- YOUR GOAL
Below is a block of records; return all of them exactly, but without the images.

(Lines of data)
[START]

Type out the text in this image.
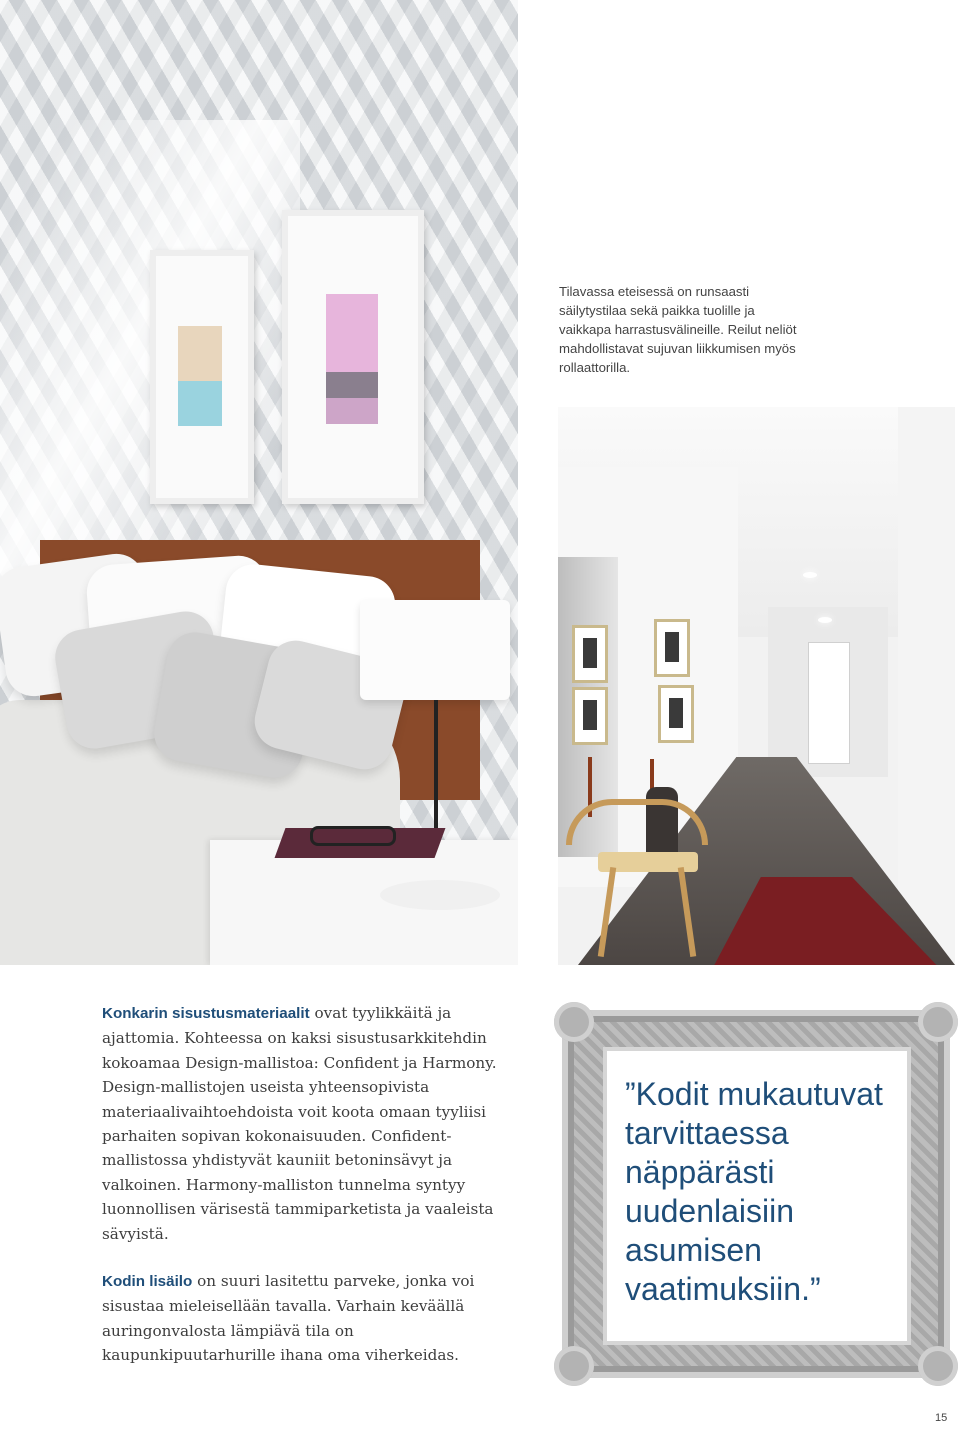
Tilavassa eteisessä on runsaasti säilytystilaa sekä paikka tuolille ja vaikkapa harrastusvälineille. Reilut neliöt mahdollistavat sujuvan liikkumisen myös rollaattorilla.

Konkarin sisustusmateriaalit ovat tyylikkäitä ja ajattomia. Kohteessa on kaksi sisustusarkkitehdin kokoamaa Design-mallistoa: Confident ja Harmony. Design-mallistojen useista yhteensopivista materiaalivaihtoehdoista voit koota omaan tyyliisi parhaiten sopivan kokonaisuuden. Confident-mallistossa yhdistyvät kauniit betoninsävyt ja valkoinen. Harmony-malliston tunnelma syntyy luonnollisen värisestä tammiparketista ja vaaleista sävyistä.

Kodin lisäilo on suuri lasitettu parveke, jonka voi sisustaa mieleisellään tavalla. Varhain keväällä auringonvalosta lämpiävä tila on kaupunkipuutarhurille ihana oma viherkeidas.

”Kodit mukautuvat tarvittaessa näppärästi uudenlaisiin asumisen vaatimuksiin.”

15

[END]

- FULL ANSWER
Type out the text in this image.
Tilavassa eteisessä on runsaasti säilytystilaa sekä paikka tuolille ja vaikkapa harrastusvälineille. Reilut neliöt mahdollistavat sujuvan liikkumisen myös rollaattorilla.

Konkarin sisustusmateriaalit ovat tyylikkäitä ja ajattomia. Kohteessa on kaksi sisustusarkkitehdin kokoamaa Design-mallistoa: Confident ja Harmony. Design-mallistojen useista yhteensopivista materiaalivaihtoehdoista voit koota omaan tyyliisi parhaiten sopivan kokonaisuuden. Confident-mallistossa yhdistyvät kauniit betoninsävyt ja valkoinen. Harmony-malliston tunnelma syntyy luonnollisen värisestä tammiparketista ja vaaleista sävyistä.

Kodin lisäilo on suuri lasitettu parveke, jonka voi sisustaa mieleisellään tavalla. Varhain keväällä auringonvalosta lämpiävä tila on kaupunkipuutarhurille ihana oma viherkeidas.

”Kodit mukautuvat tarvittaessa näppärästi uudenlaisiin asumisen vaatimuksiin.”

15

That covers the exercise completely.